* FRAGMENTO DEL TEXTO:
El caos era a veces extrañamente artístico y resultaba en yuxtaposiciones que echaban luz sobre la naturaleza prismática de Cheever. Una página o dos podían reflejar una calma espiritual consoladora, abruptamente interrumpida en la página siguiente por un arranque de odio a sí mismo que pertenecía a una época anterior o posterior. En su mayoría, feché las páginas con la ayuda de una importante cronología de la vida de Cheever que construí basándome en miles de cartas y muchas otras fuentes. Así descifré varias alusiones personales: ¿la crisis nerviosa de su cuñada Buff en la casa familiar de Nueva Hampshire? Agosto de 1946. ¿La casi fatal hemorragia nasal de Dawn Powell en Yaddo? Abril de 1960. Y cada 27 de mayo, una y otra vez, el cumpleaños de Cheever era anotado con una frase invariable: “Bebí demasiado”.
Terminé de reordenar el diario en la primavera de 2005 y transcribí lo que necesitaba a mi laptop e hice el último de mis muchos viajes de investigación a Boston. Mi última parada fue una visita de un día al archivo de la librería de Brandeis, donde me dediqué a las versiones tipeadas de los cuentos de Cheever para The New Yorker. Estaba particularmente intrigado por las referencias en los márgenes de su editor en la revista, William Maxwell. (“¿Qué es un día bien formado?”, se preguntaba bastante literalmente Maxwell ante la descripción “un día fragante y bien formado como una manzana”, que Cheever descartó despreciativamente). Con 15 minutos de tiempo antes de que la biblioteca cerrara, les eché un vistazo a 31 páginas de su diario que Cheever había donado al lugar a mediados de los ’60, aunque –claro– no había motivo para hacer esto, porque yo tenía mi propia, y prístinamente cronológica, copia del diario. Pero no me pude resistir.

* LISTADO PROPORCIONADO:
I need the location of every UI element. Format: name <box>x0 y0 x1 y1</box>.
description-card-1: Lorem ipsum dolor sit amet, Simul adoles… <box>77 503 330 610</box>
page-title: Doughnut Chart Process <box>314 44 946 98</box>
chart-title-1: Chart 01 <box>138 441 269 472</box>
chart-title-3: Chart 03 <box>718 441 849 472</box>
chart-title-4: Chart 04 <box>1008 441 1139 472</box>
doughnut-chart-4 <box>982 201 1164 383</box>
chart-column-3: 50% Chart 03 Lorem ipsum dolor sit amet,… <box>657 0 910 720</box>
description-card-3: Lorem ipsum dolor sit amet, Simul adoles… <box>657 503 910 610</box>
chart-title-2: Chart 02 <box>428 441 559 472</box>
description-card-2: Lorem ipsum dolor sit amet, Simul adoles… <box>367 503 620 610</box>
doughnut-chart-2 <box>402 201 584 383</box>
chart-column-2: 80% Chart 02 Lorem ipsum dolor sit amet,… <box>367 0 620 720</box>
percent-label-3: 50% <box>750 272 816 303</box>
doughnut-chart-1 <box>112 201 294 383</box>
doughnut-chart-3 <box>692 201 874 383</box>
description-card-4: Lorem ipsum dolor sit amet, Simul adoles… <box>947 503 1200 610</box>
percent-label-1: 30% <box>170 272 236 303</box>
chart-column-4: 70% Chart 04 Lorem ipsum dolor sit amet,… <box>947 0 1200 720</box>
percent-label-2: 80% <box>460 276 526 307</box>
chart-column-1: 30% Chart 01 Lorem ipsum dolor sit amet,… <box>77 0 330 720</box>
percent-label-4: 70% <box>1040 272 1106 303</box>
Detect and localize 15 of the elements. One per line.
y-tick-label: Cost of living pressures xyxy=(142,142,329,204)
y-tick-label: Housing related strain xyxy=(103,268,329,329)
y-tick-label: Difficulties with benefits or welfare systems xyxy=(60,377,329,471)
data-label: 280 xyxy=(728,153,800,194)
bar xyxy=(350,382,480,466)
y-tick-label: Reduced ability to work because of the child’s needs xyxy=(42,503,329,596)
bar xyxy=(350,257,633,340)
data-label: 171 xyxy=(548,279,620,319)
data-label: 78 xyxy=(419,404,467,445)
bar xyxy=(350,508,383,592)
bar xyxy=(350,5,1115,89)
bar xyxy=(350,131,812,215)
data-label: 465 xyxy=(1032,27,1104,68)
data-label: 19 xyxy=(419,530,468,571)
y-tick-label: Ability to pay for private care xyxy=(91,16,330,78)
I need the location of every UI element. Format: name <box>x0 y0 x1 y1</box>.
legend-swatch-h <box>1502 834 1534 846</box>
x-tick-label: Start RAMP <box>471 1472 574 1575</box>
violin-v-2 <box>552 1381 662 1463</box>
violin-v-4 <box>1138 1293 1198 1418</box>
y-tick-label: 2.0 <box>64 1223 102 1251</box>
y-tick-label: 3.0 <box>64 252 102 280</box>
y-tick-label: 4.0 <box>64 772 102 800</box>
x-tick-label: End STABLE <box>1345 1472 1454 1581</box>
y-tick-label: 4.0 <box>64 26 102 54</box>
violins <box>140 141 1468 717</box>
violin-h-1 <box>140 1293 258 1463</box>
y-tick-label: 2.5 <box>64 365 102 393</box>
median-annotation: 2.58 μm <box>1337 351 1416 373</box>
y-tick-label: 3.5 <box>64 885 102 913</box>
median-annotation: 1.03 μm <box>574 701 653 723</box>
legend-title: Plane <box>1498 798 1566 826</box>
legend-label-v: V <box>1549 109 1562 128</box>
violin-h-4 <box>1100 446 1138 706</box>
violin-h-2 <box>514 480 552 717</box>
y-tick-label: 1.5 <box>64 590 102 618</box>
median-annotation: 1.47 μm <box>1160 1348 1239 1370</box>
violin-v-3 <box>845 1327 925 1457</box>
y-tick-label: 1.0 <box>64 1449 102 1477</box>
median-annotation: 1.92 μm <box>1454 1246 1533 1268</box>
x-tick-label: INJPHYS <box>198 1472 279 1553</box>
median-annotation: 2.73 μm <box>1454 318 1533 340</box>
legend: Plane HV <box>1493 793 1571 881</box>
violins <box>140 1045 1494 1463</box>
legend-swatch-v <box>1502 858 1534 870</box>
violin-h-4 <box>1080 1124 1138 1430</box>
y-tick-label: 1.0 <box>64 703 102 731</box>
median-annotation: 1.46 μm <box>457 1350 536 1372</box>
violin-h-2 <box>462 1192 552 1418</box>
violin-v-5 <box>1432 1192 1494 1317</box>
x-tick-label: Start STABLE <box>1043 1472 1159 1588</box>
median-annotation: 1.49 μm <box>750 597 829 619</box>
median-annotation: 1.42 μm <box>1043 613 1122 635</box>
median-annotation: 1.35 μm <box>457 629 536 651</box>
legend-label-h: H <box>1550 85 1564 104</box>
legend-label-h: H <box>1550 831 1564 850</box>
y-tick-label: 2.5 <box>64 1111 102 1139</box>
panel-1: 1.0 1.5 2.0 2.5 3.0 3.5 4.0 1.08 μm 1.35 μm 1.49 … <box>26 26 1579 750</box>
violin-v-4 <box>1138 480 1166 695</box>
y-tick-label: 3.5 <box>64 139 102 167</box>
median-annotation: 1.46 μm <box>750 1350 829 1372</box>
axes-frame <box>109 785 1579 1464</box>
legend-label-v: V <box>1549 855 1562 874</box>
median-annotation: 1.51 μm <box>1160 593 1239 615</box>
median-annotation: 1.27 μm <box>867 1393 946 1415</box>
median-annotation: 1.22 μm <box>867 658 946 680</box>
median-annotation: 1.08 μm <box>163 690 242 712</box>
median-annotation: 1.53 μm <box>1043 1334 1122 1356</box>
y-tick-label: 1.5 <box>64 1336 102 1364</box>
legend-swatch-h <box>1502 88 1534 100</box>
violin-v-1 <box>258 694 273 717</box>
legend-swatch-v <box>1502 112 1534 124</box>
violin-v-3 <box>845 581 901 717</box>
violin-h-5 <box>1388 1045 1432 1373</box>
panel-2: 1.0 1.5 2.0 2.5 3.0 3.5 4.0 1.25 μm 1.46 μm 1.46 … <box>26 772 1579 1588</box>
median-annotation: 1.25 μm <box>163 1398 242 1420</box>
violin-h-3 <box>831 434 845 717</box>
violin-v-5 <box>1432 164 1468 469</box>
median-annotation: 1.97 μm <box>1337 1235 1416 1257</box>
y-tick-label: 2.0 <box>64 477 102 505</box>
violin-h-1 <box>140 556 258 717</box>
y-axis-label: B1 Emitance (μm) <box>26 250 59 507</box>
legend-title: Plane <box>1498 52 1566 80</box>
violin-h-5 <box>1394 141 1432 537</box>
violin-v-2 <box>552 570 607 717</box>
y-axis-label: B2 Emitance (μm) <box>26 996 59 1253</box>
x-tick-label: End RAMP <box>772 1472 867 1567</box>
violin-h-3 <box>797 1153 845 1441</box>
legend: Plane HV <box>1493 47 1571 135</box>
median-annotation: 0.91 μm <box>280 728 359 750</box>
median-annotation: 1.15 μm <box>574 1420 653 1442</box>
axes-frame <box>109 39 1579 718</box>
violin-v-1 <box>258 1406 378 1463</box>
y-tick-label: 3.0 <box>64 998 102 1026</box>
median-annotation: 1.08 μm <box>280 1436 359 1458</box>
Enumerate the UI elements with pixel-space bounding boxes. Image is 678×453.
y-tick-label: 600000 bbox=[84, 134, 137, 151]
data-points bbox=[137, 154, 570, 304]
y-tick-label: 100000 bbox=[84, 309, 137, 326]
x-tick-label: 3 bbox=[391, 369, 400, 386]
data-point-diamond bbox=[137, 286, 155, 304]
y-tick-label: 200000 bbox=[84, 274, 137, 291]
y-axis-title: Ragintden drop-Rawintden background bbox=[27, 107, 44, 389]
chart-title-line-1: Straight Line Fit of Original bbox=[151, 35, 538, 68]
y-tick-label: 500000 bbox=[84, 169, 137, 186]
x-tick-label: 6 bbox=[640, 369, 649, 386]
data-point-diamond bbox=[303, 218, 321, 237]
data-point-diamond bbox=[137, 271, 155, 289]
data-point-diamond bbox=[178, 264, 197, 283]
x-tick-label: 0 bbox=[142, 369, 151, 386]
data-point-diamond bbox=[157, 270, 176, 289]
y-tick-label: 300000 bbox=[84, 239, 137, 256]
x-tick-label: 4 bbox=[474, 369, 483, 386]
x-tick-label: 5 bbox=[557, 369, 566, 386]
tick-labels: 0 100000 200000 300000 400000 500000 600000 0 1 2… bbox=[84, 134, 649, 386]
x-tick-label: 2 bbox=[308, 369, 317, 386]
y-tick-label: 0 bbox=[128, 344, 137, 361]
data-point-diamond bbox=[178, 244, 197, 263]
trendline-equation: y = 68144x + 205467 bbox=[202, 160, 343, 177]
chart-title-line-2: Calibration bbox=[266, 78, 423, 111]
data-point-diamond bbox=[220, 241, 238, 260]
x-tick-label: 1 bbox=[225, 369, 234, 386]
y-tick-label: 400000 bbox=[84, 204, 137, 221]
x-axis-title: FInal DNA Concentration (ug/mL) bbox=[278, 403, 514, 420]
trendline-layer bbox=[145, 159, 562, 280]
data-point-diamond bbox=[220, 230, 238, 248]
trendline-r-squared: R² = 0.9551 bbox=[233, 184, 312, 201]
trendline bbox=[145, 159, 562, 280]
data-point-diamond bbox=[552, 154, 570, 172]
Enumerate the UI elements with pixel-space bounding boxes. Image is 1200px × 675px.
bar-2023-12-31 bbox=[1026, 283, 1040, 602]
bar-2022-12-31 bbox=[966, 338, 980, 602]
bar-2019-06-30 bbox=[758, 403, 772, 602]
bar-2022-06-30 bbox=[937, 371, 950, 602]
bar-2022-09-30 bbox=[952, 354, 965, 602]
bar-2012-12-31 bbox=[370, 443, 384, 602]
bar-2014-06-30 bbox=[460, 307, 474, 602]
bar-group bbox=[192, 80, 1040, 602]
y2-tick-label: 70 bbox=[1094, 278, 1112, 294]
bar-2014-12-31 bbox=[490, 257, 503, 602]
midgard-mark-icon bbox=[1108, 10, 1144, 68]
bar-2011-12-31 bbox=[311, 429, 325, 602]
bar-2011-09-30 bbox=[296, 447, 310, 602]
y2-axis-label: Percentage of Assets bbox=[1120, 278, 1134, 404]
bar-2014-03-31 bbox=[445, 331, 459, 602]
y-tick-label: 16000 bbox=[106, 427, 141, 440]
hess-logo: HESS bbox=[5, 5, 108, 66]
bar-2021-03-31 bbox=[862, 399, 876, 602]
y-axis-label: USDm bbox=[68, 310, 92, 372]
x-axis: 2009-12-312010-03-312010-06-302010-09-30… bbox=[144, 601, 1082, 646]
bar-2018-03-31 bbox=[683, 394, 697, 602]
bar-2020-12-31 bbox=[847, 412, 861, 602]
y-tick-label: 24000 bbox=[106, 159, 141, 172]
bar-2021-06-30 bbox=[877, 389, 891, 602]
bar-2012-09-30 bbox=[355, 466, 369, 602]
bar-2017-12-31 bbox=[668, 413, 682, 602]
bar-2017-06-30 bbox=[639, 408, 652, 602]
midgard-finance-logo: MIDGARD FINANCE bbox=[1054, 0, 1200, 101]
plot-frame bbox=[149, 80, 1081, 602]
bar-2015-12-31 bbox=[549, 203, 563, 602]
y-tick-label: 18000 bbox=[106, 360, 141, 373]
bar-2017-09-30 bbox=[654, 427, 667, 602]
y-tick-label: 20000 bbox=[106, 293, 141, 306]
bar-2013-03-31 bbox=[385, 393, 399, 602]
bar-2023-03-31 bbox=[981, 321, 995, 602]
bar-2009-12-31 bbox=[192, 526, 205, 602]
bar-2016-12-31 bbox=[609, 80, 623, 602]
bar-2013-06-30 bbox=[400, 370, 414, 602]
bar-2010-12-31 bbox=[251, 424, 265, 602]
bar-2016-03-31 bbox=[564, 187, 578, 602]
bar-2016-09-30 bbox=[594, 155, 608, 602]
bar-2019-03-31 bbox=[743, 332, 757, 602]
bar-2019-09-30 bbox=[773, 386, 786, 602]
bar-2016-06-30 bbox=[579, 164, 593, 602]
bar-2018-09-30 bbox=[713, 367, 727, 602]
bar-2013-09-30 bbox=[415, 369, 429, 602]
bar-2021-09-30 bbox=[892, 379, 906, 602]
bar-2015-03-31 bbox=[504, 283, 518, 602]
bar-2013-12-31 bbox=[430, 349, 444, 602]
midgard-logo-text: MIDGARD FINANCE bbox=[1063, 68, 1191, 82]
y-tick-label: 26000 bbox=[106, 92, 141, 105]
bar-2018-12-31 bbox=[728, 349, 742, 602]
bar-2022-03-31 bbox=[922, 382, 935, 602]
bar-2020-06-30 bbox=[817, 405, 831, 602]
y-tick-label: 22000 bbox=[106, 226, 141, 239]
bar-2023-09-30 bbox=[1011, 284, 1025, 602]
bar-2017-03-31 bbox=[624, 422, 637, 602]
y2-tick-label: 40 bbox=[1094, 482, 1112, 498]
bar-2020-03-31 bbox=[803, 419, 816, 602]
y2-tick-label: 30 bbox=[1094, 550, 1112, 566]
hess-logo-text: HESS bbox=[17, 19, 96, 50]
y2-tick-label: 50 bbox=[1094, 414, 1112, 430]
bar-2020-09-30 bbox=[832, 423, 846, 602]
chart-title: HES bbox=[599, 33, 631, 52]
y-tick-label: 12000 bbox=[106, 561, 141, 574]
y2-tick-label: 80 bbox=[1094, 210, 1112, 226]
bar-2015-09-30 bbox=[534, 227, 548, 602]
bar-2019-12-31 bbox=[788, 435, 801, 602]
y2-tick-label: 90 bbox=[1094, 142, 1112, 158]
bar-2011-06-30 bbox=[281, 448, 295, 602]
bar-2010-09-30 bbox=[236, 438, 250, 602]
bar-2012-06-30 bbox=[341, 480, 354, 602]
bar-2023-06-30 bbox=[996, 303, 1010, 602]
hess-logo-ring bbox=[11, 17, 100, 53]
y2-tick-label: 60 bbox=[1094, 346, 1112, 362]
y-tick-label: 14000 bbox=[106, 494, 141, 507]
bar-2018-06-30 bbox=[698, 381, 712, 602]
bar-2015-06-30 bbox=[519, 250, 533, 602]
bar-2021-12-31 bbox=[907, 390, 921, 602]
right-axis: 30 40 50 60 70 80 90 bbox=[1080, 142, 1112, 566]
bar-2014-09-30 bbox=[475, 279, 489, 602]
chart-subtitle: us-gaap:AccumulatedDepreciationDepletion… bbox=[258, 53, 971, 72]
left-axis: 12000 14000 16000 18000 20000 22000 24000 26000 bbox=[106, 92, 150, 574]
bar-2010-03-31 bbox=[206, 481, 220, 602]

* TAREAS:
1. Según el texto sobre el diario de Cheever, ¿en qué estación y año se terminó de reordenar el diario?
2. Nombra a todas las personas que aparecen mencionadas por su nombre en el texto sobre el diario de Cheever.
3. Prosigue el texto sobre el diario de Cheever a partir de su última oración.

* RESPUESTAS NUMERADAS:
1. En la primavera de 2005.

2. Cheever, Buff, Dawn Powell y William Maxwell.

3.
Enseguida noté algo diferente: las páginas de Brandeis estaban tipeadas de manera muy prolija, y con un moño, nada menos. Encontré un pasaje en mi laptop que transcribí del original, sobre el encuentro de Cheever con Sophia Loren en el verano de 1967, y lo comparé con la versión de Brandeis. ¡Eran diferentes! “Ella parece sincera, magnánima, suertuda y directa”, había tipeado torpemente Cheever en el original, y le seguía un breve diálogo entre los dos. La versión inmaculada de Brandeis dice:
“Ella parecía sincera, magnánima, suertuda e inteligente”, y el diálogo posterior ha sido borrado. ¿Es posible que Cheever no sólo haya retipeado sino reescrito muchas páginas de su diario para obtener cierta posteridad académica? Iba a investigar más cuando la bibliotecaria me dijo amablemente que era hora de retirarme.
Un mes después de esa visita a Brandeis, me mudé con mi familia a Nueva Orleáns. Mi mujer había sido asignada a la Universidad de Tulane para su doctorado en Psicología Clínica y, aunque era apenas un año, decidimos comprar una casa en el barrio de Gentilly, muy cerca del lago Pontchartrain. Vivimos allí solamente dos meses. Cuando tuvimos que evacuar poco antes del huracán Katrina, dejé mi versión repaginada y majestuosa del diario de Cheever en el estante más bajo de mi archivero. No pensé que, pocos días después, la Guardia Nacional se acercaría a la casa en lanchas.
Cuando finalmente volví, un mes más tarde, el diario en el que había trabajado amorosamente durante dos años se había transformado en un bloque de un metro y medio de moho.